■ **Instruction**
Could you reproduce the records word for word, from their first line through the line containing "data-bar [417,253,420,371]"?

────────────────

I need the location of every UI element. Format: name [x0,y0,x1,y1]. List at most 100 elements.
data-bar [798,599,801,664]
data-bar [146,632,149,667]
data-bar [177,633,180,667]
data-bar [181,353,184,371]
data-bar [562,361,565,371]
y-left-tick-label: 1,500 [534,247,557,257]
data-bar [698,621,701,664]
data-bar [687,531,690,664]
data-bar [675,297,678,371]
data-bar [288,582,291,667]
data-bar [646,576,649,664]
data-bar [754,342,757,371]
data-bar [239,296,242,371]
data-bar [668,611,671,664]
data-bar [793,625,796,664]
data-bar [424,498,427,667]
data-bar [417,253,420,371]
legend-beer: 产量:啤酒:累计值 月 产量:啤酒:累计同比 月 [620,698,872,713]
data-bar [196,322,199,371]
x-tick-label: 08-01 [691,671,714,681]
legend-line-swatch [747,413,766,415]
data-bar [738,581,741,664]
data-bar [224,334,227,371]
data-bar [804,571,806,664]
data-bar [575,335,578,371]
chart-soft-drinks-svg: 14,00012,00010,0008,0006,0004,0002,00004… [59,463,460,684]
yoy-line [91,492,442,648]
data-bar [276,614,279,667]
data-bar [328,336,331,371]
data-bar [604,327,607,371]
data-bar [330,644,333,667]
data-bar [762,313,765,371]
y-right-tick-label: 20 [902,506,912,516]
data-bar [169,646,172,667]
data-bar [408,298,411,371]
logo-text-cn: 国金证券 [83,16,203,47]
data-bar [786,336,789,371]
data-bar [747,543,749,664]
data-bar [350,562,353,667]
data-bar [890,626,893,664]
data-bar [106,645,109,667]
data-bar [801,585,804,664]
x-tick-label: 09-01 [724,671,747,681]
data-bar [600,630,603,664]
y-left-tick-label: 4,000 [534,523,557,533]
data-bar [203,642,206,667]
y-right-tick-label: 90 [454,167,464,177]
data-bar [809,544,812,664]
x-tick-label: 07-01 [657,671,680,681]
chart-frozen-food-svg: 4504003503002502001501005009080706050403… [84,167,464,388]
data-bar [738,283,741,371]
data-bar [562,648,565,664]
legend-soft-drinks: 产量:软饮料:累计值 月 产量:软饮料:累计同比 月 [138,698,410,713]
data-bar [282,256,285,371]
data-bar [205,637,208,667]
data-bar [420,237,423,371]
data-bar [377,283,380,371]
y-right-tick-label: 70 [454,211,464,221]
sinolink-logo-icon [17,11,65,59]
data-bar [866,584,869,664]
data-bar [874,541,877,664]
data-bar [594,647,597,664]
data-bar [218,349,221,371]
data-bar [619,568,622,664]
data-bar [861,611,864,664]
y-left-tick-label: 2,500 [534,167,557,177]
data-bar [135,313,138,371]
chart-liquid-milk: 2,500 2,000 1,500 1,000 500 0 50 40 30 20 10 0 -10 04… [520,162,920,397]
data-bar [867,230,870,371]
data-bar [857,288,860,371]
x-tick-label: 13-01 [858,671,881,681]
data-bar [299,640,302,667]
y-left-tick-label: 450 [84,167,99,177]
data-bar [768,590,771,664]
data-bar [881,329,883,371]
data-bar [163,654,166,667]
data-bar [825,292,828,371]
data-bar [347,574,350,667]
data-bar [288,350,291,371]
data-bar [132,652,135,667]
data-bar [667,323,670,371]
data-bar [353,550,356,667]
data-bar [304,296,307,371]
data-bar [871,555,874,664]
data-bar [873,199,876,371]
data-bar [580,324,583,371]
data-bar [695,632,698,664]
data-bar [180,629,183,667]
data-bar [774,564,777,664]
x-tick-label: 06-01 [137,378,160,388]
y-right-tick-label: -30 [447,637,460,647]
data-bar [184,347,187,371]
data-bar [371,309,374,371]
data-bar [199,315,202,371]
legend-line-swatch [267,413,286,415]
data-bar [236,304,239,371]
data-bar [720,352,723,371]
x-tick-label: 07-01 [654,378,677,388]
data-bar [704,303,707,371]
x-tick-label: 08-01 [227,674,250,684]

────────────────

■ **Full answer**
I need the location of every UI element. Format: name [x0,y0,x1,y1]. List at most 100 elements.
data-bar [798,599,801,664]
data-bar [146,632,149,667]
data-bar [177,633,180,667]
data-bar [181,353,184,371]
data-bar [562,361,565,371]
y-left-tick-label: 1,500 [534,247,557,257]
data-bar [698,621,701,664]
data-bar [687,531,690,664]
data-bar [675,297,678,371]
data-bar [288,582,291,667]
data-bar [646,576,649,664]
data-bar [754,342,757,371]
data-bar [239,296,242,371]
data-bar [668,611,671,664]
data-bar [793,625,796,664]
data-bar [424,498,427,667]
data-bar [417,253,420,371]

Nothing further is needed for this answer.